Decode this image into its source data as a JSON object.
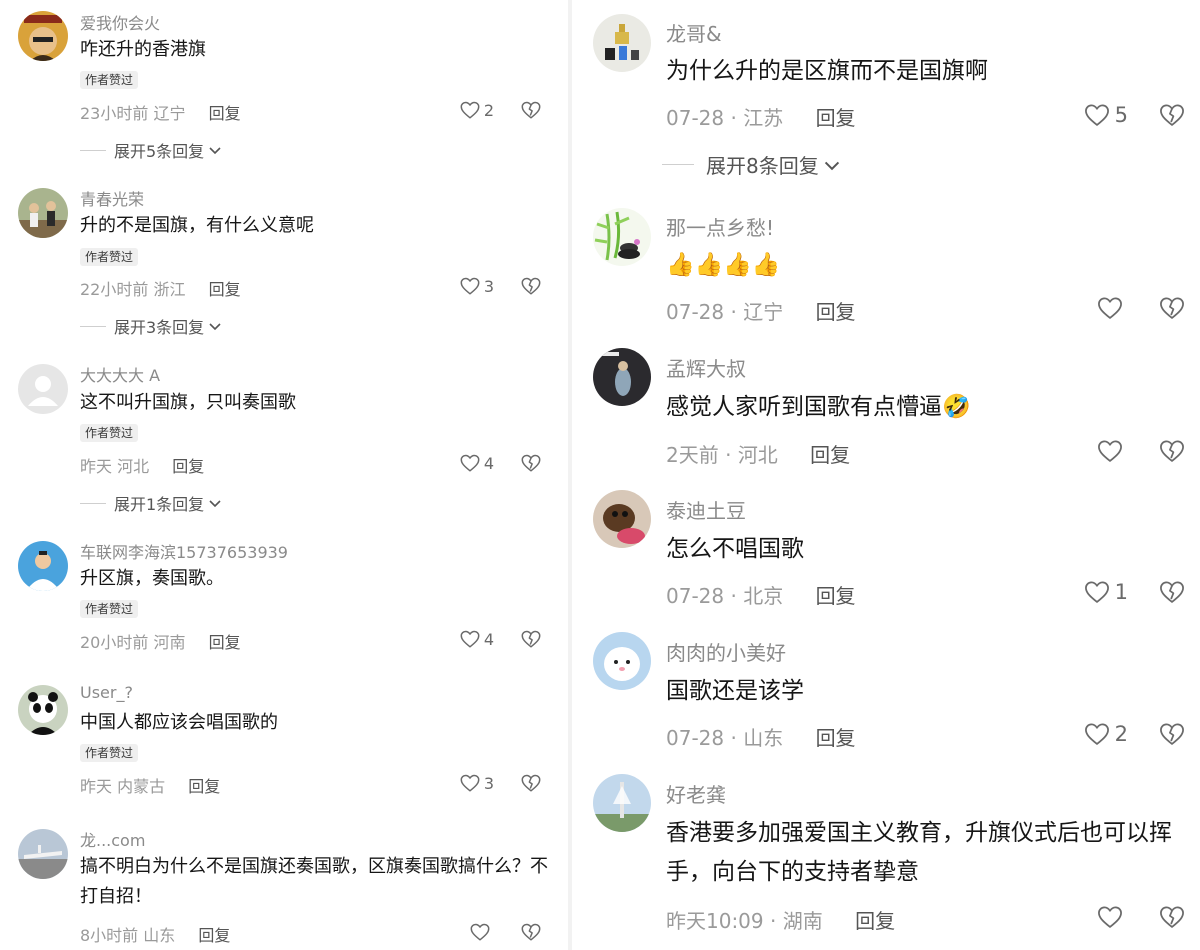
{
  "left": [
    {
      "name": "爱我你会火",
      "text": "咋还升的香港旗",
      "badge": "作者赞过",
      "time": "23小时前",
      "loc": "辽宁",
      "reply": "回复",
      "likes": "2",
      "expand": "展开5条回复"
    },
    {
      "name": "青春光荣",
      "text": "升的不是国旗，有什么义意呢",
      "badge": "作者赞过",
      "time": "22小时前",
      "loc": "浙江",
      "reply": "回复",
      "likes": "3",
      "expand": "展开3条回复"
    },
    {
      "name": "大大大大 A",
      "text": "这不叫升国旗，只叫奏国歌",
      "badge": "作者赞过",
      "time": "昨天",
      "loc": "河北",
      "reply": "回复",
      "likes": "4",
      "expand": "展开1条回复"
    },
    {
      "name": "车联网李海滨15737653939",
      "text": "升区旗，奏国歌。",
      "badge": "作者赞过",
      "time": "20小时前",
      "loc": "河南",
      "reply": "回复",
      "likes": "4"
    },
    {
      "name": "User_?",
      "text": "中国人都应该会唱国歌的",
      "badge": "作者赞过",
      "time": "昨天",
      "loc": "内蒙古",
      "reply": "回复",
      "likes": "3"
    },
    {
      "name": "龙...com",
      "text": "搞不明白为什么不是国旗还奏国歌，区旗奏国歌搞什么？不打自招！",
      "time": "8小时前",
      "loc": "山东",
      "reply": "回复",
      "likes": ""
    }
  ],
  "right": [
    {
      "name": "龙哥&",
      "text": "为什么升的是区旗而不是国旗啊",
      "time": "07-28",
      "loc": "江苏",
      "reply": "回复",
      "likes": "5",
      "expand": "展开8条回复"
    },
    {
      "name": "那一点乡愁!",
      "text": "👍👍👍👍",
      "time": "07-28",
      "loc": "辽宁",
      "reply": "回复",
      "likes": ""
    },
    {
      "name": "孟辉大叔",
      "text": "感觉人家听到国歌有点懵逼🤣",
      "time": "2天前",
      "loc": "河北",
      "reply": "回复",
      "likes": ""
    },
    {
      "name": "泰迪土豆",
      "text": "怎么不唱国歌",
      "time": "07-28",
      "loc": "北京",
      "reply": "回复",
      "likes": "1"
    },
    {
      "name": "肉肉的小美好",
      "text": "国歌还是该学",
      "time": "07-28",
      "loc": "山东",
      "reply": "回复",
      "likes": "2"
    },
    {
      "name": "好老龚",
      "text": "香港要多加强爱国主义教育，升旗仪式后也可以挥手，向台下的支持者挚意",
      "time": "昨天10:09",
      "loc": "湖南",
      "reply": "回复",
      "likes": ""
    }
  ],
  "meta_separator": " · ",
  "colors": {
    "text": "#161616",
    "name": "#8a8a8a",
    "meta": "#9a9a9a",
    "badge_bg": "#efefef"
  }
}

◆ What is needed ◆
Copy out every line that includes the word "expand".

◆ Correct response ◆
      "expand": "展开5条回复"
      "expand": "展开3条回复"
      "expand": "展开1条回复"
      "expand": "展开8条回复"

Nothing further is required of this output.